* **RECORDS**
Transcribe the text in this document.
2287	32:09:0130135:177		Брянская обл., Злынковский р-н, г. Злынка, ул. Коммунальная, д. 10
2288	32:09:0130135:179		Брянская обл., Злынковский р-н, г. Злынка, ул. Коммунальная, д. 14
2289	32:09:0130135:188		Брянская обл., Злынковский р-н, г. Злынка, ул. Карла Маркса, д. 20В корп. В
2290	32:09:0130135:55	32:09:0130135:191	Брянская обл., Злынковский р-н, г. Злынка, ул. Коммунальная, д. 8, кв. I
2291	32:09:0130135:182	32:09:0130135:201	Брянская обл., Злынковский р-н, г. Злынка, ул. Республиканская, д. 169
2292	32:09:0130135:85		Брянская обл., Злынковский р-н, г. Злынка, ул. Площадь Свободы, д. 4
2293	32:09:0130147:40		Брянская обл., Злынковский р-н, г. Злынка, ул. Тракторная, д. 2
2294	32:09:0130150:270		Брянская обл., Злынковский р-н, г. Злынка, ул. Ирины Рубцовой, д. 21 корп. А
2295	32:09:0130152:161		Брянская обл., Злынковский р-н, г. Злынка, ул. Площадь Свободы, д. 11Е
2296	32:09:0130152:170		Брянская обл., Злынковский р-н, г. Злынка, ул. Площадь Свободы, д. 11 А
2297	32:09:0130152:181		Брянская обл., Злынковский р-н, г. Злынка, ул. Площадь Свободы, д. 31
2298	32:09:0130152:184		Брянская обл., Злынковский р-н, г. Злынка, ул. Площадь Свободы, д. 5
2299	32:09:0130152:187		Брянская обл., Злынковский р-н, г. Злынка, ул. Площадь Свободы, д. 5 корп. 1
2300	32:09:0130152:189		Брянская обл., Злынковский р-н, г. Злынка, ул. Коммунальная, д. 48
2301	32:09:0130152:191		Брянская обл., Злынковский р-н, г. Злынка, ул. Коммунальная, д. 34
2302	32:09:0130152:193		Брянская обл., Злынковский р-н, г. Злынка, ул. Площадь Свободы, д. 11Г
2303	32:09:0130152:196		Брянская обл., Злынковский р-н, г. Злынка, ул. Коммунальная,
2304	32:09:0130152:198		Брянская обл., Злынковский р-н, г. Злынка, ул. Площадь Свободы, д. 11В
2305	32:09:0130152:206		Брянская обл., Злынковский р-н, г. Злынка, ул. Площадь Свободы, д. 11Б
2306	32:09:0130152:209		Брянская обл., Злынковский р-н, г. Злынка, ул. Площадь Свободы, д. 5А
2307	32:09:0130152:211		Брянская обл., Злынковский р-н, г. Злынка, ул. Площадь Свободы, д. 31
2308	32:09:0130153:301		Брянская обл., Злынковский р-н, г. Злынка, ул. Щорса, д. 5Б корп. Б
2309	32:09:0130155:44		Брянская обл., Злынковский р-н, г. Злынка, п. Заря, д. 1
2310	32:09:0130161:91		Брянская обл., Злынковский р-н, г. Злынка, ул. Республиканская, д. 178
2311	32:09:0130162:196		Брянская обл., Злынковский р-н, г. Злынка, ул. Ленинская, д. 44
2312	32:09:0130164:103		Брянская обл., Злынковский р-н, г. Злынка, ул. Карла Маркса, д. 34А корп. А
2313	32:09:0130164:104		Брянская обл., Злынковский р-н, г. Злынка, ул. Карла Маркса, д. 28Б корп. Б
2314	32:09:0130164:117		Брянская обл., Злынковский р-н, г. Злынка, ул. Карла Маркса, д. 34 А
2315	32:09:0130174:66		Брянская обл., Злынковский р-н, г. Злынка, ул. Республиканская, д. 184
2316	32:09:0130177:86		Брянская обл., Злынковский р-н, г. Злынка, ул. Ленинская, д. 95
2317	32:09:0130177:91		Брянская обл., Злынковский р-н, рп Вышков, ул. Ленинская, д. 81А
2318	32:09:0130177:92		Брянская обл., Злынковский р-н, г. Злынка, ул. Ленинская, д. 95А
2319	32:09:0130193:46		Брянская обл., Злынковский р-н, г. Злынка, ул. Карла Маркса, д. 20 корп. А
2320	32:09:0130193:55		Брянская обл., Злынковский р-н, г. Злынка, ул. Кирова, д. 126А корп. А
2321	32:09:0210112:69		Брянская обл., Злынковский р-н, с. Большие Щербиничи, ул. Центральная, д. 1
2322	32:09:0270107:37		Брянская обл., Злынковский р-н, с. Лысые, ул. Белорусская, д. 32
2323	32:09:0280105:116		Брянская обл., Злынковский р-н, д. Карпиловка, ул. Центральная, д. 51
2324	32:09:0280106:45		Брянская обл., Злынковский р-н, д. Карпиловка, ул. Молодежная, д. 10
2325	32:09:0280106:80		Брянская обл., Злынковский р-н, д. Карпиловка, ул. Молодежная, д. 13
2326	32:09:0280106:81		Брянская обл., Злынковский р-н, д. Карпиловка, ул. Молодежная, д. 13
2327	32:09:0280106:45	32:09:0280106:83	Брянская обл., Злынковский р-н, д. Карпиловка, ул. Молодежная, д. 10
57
...
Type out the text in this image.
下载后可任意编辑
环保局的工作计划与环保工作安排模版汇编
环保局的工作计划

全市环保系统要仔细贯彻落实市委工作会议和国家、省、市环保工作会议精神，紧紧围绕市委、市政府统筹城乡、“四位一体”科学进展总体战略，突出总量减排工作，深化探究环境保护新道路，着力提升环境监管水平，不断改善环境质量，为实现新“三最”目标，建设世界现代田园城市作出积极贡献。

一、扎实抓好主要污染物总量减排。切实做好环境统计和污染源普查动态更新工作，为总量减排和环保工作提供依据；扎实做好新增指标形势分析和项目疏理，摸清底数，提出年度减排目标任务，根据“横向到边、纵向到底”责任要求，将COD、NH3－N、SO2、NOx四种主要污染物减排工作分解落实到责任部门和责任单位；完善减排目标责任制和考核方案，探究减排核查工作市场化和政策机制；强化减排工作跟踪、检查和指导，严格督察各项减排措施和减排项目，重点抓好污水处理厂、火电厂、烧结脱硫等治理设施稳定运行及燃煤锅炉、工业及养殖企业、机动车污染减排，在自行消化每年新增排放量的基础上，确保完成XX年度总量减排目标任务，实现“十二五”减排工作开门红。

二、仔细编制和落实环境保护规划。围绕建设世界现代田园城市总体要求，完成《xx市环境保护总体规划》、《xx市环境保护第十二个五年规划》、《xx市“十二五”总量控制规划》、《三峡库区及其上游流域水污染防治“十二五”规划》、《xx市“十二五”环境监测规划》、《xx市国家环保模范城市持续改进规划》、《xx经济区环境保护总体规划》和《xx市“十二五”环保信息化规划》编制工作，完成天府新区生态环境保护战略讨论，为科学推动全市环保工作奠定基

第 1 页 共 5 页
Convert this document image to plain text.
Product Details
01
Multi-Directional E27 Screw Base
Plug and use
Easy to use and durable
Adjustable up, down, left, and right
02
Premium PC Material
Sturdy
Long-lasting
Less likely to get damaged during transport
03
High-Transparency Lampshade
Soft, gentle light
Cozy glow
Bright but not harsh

* **SET TASK**
In the records, locate each line holding the string "Ленинская" and copy it.

* **EXERCISE SOLUTION**
2311	32:09:0130162:196		Брянская обл., Злынковский р-н, г. Злынка, ул. Ленинская, д. 44
2316	32:09:0130177:86		Брянская обл., Злынковский р-н, г. Злынка, ул. Ленинская, д. 95
2317	32:09:0130177:91		Брянская обл., Злынковский р-н, рп Вышков, ул. Ленинская, д. 81А
2318	32:09:0130177:92		Брянская обл., Злынковский р-н, г. Злынка, ул. Ленинская, д. 95А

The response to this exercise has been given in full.